Stored items:
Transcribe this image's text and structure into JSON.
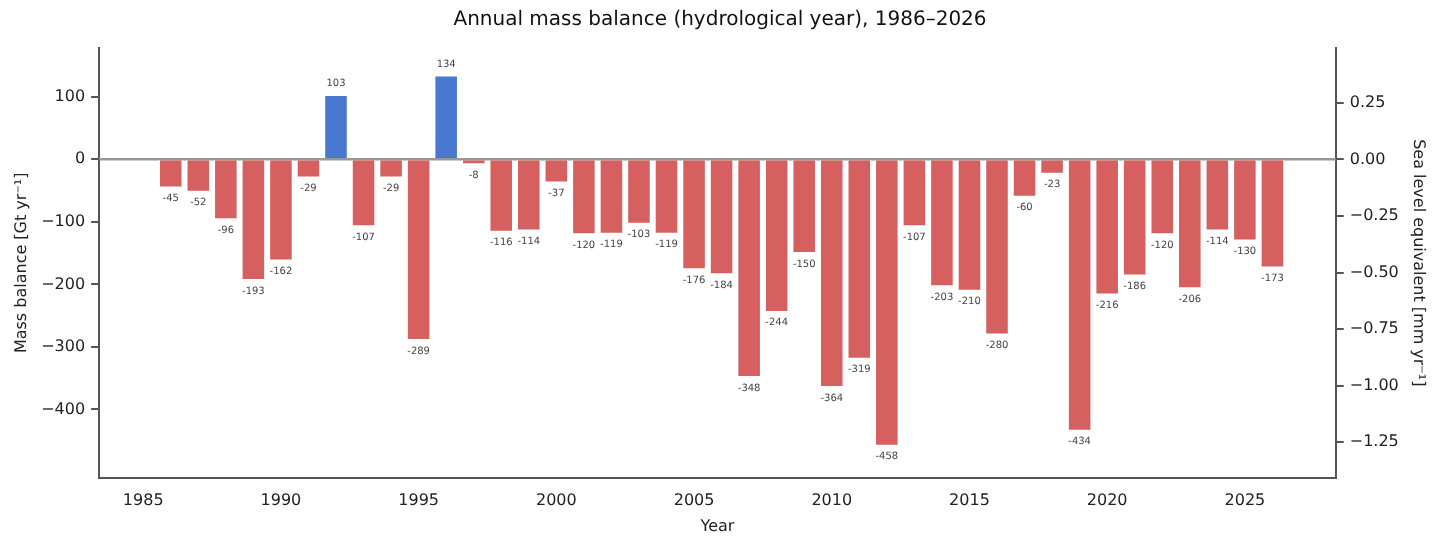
{
  "chart_data": {
    "type": "bar",
    "title": "Annual mass balance (hydrological year), 1986–2026",
    "xlabel": "Year",
    "ylabel": "Mass balance [Gt yr⁻¹]",
    "y2label": "Sea level equivalent [mm yr⁻¹]",
    "x": [
      1986,
      1987,
      1988,
      1989,
      1990,
      1991,
      1992,
      1993,
      1994,
      1995,
      1996,
      1997,
      1998,
      1999,
      2000,
      2001,
      2002,
      2003,
      2004,
      2005,
      2006,
      2007,
      2008,
      2009,
      2010,
      2011,
      2012,
      2013,
      2014,
      2015,
      2016,
      2017,
      2018,
      2019,
      2020,
      2021,
      2022,
      2023,
      2024,
      2025,
      2026
    ],
    "values": [
      -45,
      -52,
      -96,
      -193,
      -162,
      -29,
      103,
      -107,
      -29,
      -289,
      134,
      -8,
      -116,
      -114,
      -37,
      -120,
      -119,
      -103,
      -119,
      -176,
      -184,
      -348,
      -244,
      -150,
      -364,
      -319,
      -458,
      -107,
      -203,
      -210,
      -280,
      -60,
      -23,
      -434,
      -216,
      -186,
      -120,
      -206,
      -114,
      -130,
      -173
    ],
    "colors": [
      "#d65f5f",
      "#d65f5f",
      "#d65f5f",
      "#d65f5f",
      "#d65f5f",
      "#d65f5f",
      "#4878d0",
      "#d65f5f",
      "#d65f5f",
      "#d65f5f",
      "#4878d0",
      "#d65f5f",
      "#d65f5f",
      "#d65f5f",
      "#d65f5f",
      "#d65f5f",
      "#d65f5f",
      "#d65f5f",
      "#d65f5f",
      "#d65f5f",
      "#d65f5f",
      "#d65f5f",
      "#d65f5f",
      "#d65f5f",
      "#d65f5f",
      "#d65f5f",
      "#d65f5f",
      "#d65f5f",
      "#d65f5f",
      "#d65f5f",
      "#d65f5f",
      "#d65f5f",
      "#d65f5f",
      "#d65f5f",
      "#d65f5f",
      "#d65f5f",
      "#d65f5f",
      "#d65f5f",
      "#d65f5f",
      "#d65f5f",
      "#d65f5f"
    ],
    "data_labels": true,
    "xlim": [
      1983.4,
      2028.3
    ],
    "xticks": [
      1985,
      1990,
      1995,
      2000,
      2005,
      2010,
      2015,
      2020,
      2025
    ],
    "ylim": [
      -509,
      178
    ],
    "yticks": [
      -400,
      -300,
      -200,
      -100,
      0,
      100
    ],
    "y2lim": [
      -1.406,
      0.492
    ],
    "y2ticks": [
      {
        "value": -1.25,
        "label": "−1.25"
      },
      {
        "value": -1,
        "label": "−1.00"
      },
      {
        "value": -0.75,
        "label": "−0.75"
      },
      {
        "value": -0.5,
        "label": "−0.50"
      },
      {
        "value": -0.25,
        "label": "−0.25"
      },
      {
        "value": 0,
        "label": "0.00"
      },
      {
        "value": 0.25,
        "label": "0.25"
      }
    ],
    "ref_lines": [
      {
        "axis": "y",
        "value": 0,
        "color": "#999999"
      }
    ],
    "grid": false,
    "legend": false
  }
}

**GOAL OF THE EXERCISE**
Each entry must be retyped word for word, with every image omitted.

**EXPECTED OUTPUT**
Transcribe this image's text and structure into JSON.
{
  "chart_data": {
    "type": "bar",
    "title": "Annual mass balance (hydrological year), 1986–2026",
    "xlabel": "Year",
    "ylabel": "Mass balance [Gt yr⁻¹]",
    "y2label": "Sea level equivalent [mm yr⁻¹]",
    "x": [
      1986,
      1987,
      1988,
      1989,
      1990,
      1991,
      1992,
      1993,
      1994,
      1995,
      1996,
      1997,
      1998,
      1999,
      2000,
      2001,
      2002,
      2003,
      2004,
      2005,
      2006,
      2007,
      2008,
      2009,
      2010,
      2011,
      2012,
      2013,
      2014,
      2015,
      2016,
      2017,
      2018,
      2019,
      2020,
      2021,
      2022,
      2023,
      2024,
      2025,
      2026
    ],
    "values": [
      -45,
      -52,
      -96,
      -193,
      -162,
      -29,
      103,
      -107,
      -29,
      -289,
      134,
      -8,
      -116,
      -114,
      -37,
      -120,
      -119,
      -103,
      -119,
      -176,
      -184,
      -348,
      -244,
      -150,
      -364,
      -319,
      -458,
      -107,
      -203,
      -210,
      -280,
      -60,
      -23,
      -434,
      -216,
      -186,
      -120,
      -206,
      -114,
      -130,
      -173
    ],
    "colors": [
      "#d65f5f",
      "#d65f5f",
      "#d65f5f",
      "#d65f5f",
      "#d65f5f",
      "#d65f5f",
      "#4878d0",
      "#d65f5f",
      "#d65f5f",
      "#d65f5f",
      "#4878d0",
      "#d65f5f",
      "#d65f5f",
      "#d65f5f",
      "#d65f5f",
      "#d65f5f",
      "#d65f5f",
      "#d65f5f",
      "#d65f5f",
      "#d65f5f",
      "#d65f5f",
      "#d65f5f",
      "#d65f5f",
      "#d65f5f",
      "#d65f5f",
      "#d65f5f",
      "#d65f5f",
      "#d65f5f",
      "#d65f5f",
      "#d65f5f",
      "#d65f5f",
      "#d65f5f",
      "#d65f5f",
      "#d65f5f",
      "#d65f5f",
      "#d65f5f",
      "#d65f5f",
      "#d65f5f",
      "#d65f5f",
      "#d65f5f",
      "#d65f5f"
    ],
    "data_labels": true,
    "xlim": [
      1983.4,
      2028.3
    ],
    "xticks": [
      1985,
      1990,
      1995,
      2000,
      2005,
      2010,
      2015,
      2020,
      2025
    ],
    "ylim": [
      -509,
      178
    ],
    "yticks": [
      -400,
      -300,
      -200,
      -100,
      0,
      100
    ],
    "y2lim": [
      -1.406,
      0.492
    ],
    "y2ticks": [
      {
        "value": -1.25,
        "label": "−1.25"
      },
      {
        "value": -1,
        "label": "−1.00"
      },
      {
        "value": -0.75,
        "label": "−0.75"
      },
      {
        "value": -0.5,
        "label": "−0.50"
      },
      {
        "value": -0.25,
        "label": "−0.25"
      },
      {
        "value": 0,
        "label": "0.00"
      },
      {
        "value": 0.25,
        "label": "0.25"
      }
    ],
    "ref_lines": [
      {
        "axis": "y",
        "value": 0,
        "color": "#999999"
      }
    ],
    "grid": false,
    "legend": false
  }
}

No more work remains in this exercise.